**Aim of the exercise**
Which lines of the records contain "environments"? Collect every one of them.

**Source material**
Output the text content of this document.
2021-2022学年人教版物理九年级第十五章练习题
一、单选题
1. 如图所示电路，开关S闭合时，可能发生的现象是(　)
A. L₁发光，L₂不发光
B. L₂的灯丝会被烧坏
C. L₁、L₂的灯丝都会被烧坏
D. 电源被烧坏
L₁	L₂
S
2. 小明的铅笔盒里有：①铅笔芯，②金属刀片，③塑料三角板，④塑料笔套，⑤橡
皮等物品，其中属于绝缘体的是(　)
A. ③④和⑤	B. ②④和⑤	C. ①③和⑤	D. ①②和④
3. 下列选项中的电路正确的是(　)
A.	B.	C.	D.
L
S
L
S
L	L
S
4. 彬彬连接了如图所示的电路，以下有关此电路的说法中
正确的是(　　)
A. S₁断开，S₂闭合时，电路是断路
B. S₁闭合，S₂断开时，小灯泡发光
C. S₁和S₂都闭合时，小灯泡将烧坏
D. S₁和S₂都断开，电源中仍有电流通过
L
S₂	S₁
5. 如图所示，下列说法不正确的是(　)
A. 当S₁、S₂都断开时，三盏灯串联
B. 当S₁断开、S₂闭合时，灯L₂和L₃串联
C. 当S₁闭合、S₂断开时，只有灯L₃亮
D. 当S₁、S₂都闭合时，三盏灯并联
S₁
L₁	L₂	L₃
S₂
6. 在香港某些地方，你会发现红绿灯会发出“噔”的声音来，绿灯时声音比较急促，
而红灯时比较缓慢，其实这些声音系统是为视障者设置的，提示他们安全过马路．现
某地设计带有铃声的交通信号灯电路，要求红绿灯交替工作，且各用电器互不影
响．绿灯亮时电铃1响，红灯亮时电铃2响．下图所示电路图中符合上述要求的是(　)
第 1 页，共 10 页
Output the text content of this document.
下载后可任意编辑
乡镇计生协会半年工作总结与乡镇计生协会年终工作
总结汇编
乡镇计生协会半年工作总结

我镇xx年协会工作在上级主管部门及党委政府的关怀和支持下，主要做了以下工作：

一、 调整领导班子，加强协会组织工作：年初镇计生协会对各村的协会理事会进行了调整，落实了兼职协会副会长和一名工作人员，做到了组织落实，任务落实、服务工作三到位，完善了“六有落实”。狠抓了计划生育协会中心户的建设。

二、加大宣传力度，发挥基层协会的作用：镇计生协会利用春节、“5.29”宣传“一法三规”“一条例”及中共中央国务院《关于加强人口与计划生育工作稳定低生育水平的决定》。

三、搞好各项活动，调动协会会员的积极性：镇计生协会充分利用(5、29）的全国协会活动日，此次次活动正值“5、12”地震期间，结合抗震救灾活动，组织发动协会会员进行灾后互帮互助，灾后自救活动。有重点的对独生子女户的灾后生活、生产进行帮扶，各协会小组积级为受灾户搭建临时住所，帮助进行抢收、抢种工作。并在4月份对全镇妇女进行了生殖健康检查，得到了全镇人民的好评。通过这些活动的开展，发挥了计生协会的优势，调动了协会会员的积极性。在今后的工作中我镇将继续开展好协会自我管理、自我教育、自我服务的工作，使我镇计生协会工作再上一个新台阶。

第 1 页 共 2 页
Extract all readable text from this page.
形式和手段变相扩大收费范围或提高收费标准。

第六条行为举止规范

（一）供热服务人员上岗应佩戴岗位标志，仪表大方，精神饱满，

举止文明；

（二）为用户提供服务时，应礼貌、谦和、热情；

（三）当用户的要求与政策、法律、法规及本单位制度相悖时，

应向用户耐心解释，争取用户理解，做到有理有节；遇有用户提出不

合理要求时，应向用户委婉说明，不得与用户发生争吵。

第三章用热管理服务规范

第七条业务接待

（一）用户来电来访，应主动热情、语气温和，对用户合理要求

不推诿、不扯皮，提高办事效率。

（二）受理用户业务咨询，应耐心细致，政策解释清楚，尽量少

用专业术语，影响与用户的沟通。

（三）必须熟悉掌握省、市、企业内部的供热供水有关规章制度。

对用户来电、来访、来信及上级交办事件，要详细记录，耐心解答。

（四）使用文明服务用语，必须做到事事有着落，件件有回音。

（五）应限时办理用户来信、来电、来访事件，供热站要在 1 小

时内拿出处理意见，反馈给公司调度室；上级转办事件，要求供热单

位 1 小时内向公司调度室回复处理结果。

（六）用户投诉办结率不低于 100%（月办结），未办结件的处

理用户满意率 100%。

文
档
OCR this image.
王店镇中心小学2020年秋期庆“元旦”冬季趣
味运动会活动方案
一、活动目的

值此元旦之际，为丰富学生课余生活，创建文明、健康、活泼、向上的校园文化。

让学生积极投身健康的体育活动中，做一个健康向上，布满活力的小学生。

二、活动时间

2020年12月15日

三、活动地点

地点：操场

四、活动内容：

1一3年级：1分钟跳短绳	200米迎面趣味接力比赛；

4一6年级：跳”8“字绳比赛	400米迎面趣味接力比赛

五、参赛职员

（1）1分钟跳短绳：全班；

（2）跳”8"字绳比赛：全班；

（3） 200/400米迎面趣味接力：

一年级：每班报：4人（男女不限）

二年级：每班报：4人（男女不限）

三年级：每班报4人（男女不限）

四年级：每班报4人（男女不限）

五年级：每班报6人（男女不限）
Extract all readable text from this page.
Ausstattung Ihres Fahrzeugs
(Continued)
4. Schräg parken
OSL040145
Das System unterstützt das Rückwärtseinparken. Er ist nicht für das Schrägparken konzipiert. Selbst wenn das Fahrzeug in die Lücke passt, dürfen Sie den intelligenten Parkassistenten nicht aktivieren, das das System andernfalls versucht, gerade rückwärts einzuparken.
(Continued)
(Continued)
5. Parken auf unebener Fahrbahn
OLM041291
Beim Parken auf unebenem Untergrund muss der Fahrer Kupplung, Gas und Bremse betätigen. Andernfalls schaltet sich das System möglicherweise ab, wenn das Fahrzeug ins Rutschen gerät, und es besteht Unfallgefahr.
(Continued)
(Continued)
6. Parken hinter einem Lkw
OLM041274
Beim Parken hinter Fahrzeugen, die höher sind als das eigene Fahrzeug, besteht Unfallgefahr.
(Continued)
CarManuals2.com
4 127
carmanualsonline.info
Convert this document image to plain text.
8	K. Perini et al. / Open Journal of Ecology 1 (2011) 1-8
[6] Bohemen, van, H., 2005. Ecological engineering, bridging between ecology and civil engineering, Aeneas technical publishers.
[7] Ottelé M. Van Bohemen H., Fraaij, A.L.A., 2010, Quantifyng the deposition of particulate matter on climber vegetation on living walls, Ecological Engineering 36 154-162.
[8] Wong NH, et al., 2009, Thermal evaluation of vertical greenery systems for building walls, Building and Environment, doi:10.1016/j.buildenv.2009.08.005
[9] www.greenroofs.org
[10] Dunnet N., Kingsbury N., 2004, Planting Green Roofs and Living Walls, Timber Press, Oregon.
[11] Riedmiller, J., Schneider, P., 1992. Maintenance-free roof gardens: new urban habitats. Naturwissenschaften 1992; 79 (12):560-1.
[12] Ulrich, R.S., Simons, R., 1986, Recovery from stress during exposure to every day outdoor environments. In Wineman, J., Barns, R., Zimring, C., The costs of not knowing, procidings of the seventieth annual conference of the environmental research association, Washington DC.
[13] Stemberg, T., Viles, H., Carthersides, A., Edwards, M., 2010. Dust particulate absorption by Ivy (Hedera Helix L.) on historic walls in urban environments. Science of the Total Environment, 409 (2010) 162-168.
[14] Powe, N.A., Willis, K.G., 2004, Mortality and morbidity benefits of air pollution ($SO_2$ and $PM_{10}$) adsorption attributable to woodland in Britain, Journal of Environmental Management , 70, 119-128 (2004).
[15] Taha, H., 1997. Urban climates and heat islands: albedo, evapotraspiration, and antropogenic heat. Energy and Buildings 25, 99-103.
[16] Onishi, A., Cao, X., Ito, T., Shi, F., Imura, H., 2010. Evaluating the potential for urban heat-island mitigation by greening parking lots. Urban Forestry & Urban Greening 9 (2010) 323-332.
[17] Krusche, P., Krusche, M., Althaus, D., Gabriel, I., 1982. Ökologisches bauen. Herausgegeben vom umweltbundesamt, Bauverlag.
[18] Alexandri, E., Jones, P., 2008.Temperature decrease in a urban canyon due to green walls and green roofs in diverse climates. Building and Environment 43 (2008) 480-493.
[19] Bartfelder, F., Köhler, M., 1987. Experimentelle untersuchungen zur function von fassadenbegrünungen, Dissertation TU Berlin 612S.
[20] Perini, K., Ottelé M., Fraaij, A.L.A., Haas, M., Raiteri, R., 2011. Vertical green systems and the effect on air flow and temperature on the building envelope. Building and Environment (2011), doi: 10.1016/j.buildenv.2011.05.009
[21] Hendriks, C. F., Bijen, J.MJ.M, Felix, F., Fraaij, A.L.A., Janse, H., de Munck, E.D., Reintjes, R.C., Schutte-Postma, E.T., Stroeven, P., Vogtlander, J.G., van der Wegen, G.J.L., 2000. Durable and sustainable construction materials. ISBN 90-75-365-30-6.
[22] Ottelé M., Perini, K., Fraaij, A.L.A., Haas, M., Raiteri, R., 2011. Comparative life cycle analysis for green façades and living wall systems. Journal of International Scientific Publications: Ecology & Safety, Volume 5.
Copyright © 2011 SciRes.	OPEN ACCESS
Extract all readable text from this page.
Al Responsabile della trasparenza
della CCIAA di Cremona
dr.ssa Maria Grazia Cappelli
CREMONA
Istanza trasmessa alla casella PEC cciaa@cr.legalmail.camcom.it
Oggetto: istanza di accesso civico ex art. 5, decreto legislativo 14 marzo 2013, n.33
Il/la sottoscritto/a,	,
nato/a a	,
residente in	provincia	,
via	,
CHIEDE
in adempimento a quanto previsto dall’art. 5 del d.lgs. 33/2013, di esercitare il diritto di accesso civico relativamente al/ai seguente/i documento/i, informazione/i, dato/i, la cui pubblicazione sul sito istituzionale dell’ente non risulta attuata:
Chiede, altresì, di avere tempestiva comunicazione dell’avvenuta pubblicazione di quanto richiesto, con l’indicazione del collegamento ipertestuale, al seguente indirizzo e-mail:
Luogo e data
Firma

**Correct answer**
[12] Ulrich, R.S., Simons, R., 1986, Recovery from stress during exposure to every day outdoor environments. In Wineman, J., Barns, R., Zimring, C., The costs of not knowing, procidings of the seventieth annual conference of the environmental research association, Washington DC.
[13] Stemberg, T., Viles, H., Carthersides, A., Edwards, M., 2010. Dust particulate absorption by Ivy (Hedera Helix L.) on historic walls in urban environments. Science of the Total Environment, 409 (2010) 162-168.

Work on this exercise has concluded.